MATERIAL TO PROCESS:
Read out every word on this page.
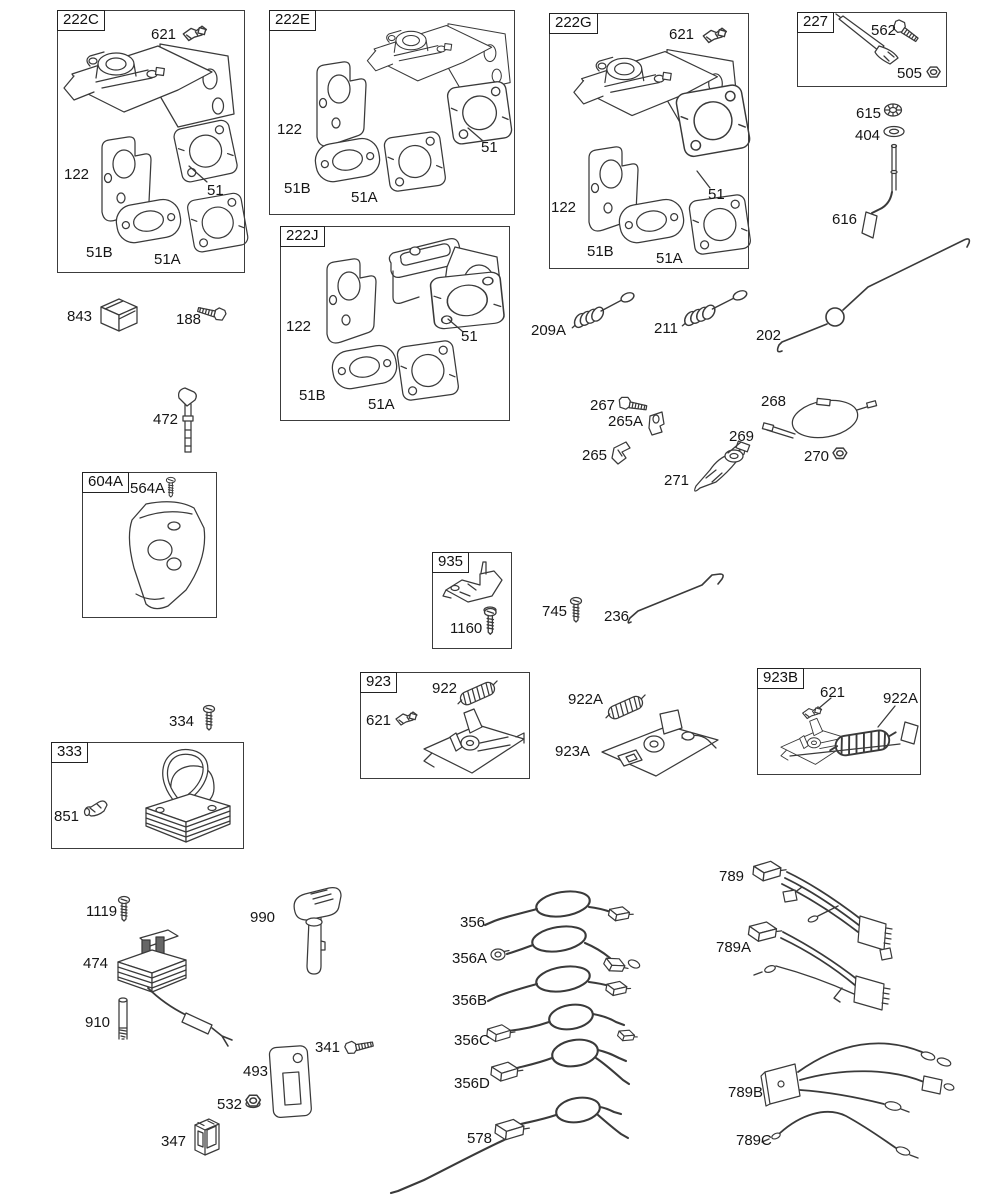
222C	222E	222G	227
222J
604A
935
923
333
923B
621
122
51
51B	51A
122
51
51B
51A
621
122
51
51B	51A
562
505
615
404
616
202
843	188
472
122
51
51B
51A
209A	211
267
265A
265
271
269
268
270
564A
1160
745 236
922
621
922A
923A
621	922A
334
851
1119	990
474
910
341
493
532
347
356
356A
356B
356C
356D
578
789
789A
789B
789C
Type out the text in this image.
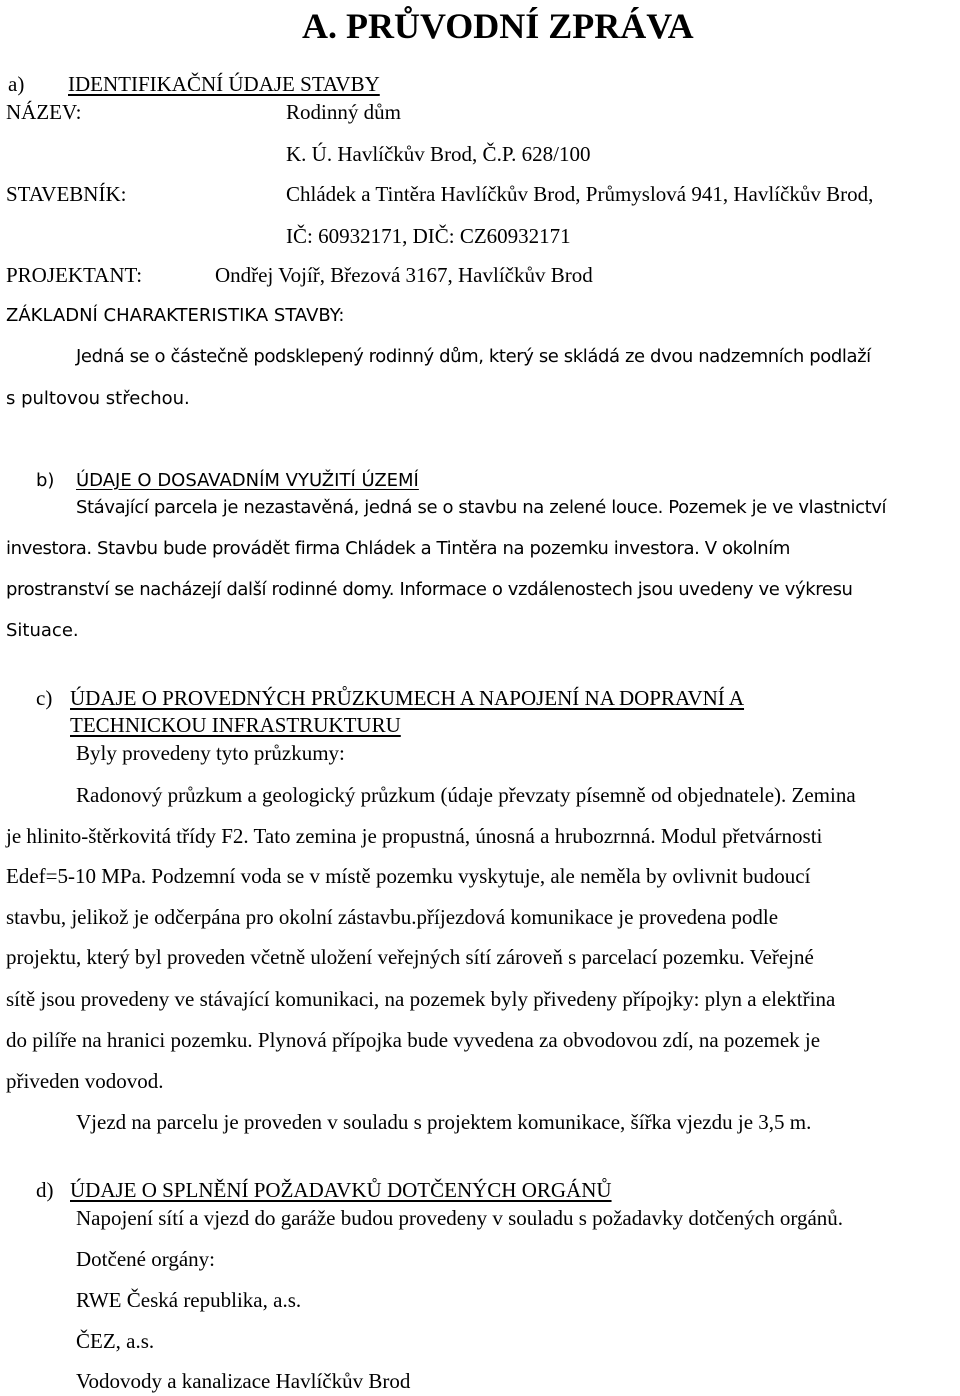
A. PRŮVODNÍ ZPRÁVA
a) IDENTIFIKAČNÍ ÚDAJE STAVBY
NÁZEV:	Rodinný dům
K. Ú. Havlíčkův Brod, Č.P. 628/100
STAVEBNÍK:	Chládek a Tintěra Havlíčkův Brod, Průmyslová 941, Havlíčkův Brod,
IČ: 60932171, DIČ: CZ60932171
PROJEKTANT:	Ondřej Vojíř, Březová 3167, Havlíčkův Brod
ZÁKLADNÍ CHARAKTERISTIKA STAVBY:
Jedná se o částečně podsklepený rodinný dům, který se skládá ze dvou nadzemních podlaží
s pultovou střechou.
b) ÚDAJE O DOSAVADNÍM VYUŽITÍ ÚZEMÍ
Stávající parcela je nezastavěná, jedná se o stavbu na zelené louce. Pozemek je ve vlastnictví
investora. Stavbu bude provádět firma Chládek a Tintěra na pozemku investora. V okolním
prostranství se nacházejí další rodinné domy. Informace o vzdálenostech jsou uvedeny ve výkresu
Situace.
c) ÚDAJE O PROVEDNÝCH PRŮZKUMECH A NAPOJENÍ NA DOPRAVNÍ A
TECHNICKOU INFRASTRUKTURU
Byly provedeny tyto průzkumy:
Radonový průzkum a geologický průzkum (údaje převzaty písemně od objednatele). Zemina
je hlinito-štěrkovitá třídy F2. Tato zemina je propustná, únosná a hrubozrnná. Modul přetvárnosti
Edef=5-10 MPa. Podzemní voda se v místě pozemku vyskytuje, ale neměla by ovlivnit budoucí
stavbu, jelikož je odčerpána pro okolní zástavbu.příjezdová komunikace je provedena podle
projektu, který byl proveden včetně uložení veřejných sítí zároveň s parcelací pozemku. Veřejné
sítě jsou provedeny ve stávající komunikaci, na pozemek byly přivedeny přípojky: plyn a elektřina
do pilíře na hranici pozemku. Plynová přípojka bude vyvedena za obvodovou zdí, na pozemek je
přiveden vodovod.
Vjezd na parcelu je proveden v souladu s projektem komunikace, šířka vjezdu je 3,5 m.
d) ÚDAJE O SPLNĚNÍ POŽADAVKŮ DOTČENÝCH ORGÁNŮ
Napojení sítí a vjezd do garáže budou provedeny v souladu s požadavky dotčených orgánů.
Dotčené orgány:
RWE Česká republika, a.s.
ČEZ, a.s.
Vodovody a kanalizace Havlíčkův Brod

WHAT YOU HAVE TO DO: Leave out the pictures and copy everything else in the records word for word.

EXPECTED OUTPUT:
Read out every word on this page.
222C	222E	222G	227
222J
604A
935
923
333
923B
621
122
51
51B	51A
122
51
51B
51A
621
122
51
51B	51A
562
505
615
404
616
202
843	188
472
122
51
51B
51A
209A	211
267
265A
265
271
269
268
270
564A
1160
745 236
922
621
922A
923A
621	922A
334
851
1119	990
474
910
341
493
532
347
356
356A
356B
356C
356D
578
789
789A
789B
789C
Type out the text in this image.
A. PRŮVODNÍ ZPRÁVA
a) IDENTIFIKAČNÍ ÚDAJE STAVBY
NÁZEV:	Rodinný dům
K. Ú. Havlíčkův Brod, Č.P. 628/100
STAVEBNÍK:	Chládek a Tintěra Havlíčkův Brod, Průmyslová 941, Havlíčkův Brod,
IČ: 60932171, DIČ: CZ60932171
PROJEKTANT:	Ondřej Vojíř, Březová 3167, Havlíčkův Brod
ZÁKLADNÍ CHARAKTERISTIKA STAVBY:
Jedná se o částečně podsklepený rodinný dům, který se skládá ze dvou nadzemních podlaží
s pultovou střechou.
b) ÚDAJE O DOSAVADNÍM VYUŽITÍ ÚZEMÍ
Stávající parcela je nezastavěná, jedná se o stavbu na zelené louce. Pozemek je ve vlastnictví
investora. Stavbu bude provádět firma Chládek a Tintěra na pozemku investora. V okolním
prostranství se nacházejí další rodinné domy. Informace o vzdálenostech jsou uvedeny ve výkresu
Situace.
c) ÚDAJE O PROVEDNÝCH PRŮZKUMECH A NAPOJENÍ NA DOPRAVNÍ A
TECHNICKOU INFRASTRUKTURU
Byly provedeny tyto průzkumy:
Radonový průzkum a geologický průzkum (údaje převzaty písemně od objednatele). Zemina
je hlinito-štěrkovitá třídy F2. Tato zemina je propustná, únosná a hrubozrnná. Modul přetvárnosti
Edef=5-10 MPa. Podzemní voda se v místě pozemku vyskytuje, ale neměla by ovlivnit budoucí
stavbu, jelikož je odčerpána pro okolní zástavbu.příjezdová komunikace je provedena podle
projektu, který byl proveden včetně uložení veřejných sítí zároveň s parcelací pozemku. Veřejné
sítě jsou provedeny ve stávající komunikaci, na pozemek byly přivedeny přípojky: plyn a elektřina
do pilíře na hranici pozemku. Plynová přípojka bude vyvedena za obvodovou zdí, na pozemek je
přiveden vodovod.
Vjezd na parcelu je proveden v souladu s projektem komunikace, šířka vjezdu je 3,5 m.
d) ÚDAJE O SPLNĚNÍ POŽADAVKŮ DOTČENÝCH ORGÁNŮ
Napojení sítí a vjezd do garáže budou provedeny v souladu s požadavky dotčených orgánů.
Dotčené orgány:
RWE Česká republika, a.s.
ČEZ, a.s.
Vodovody a kanalizace Havlíčkův Brod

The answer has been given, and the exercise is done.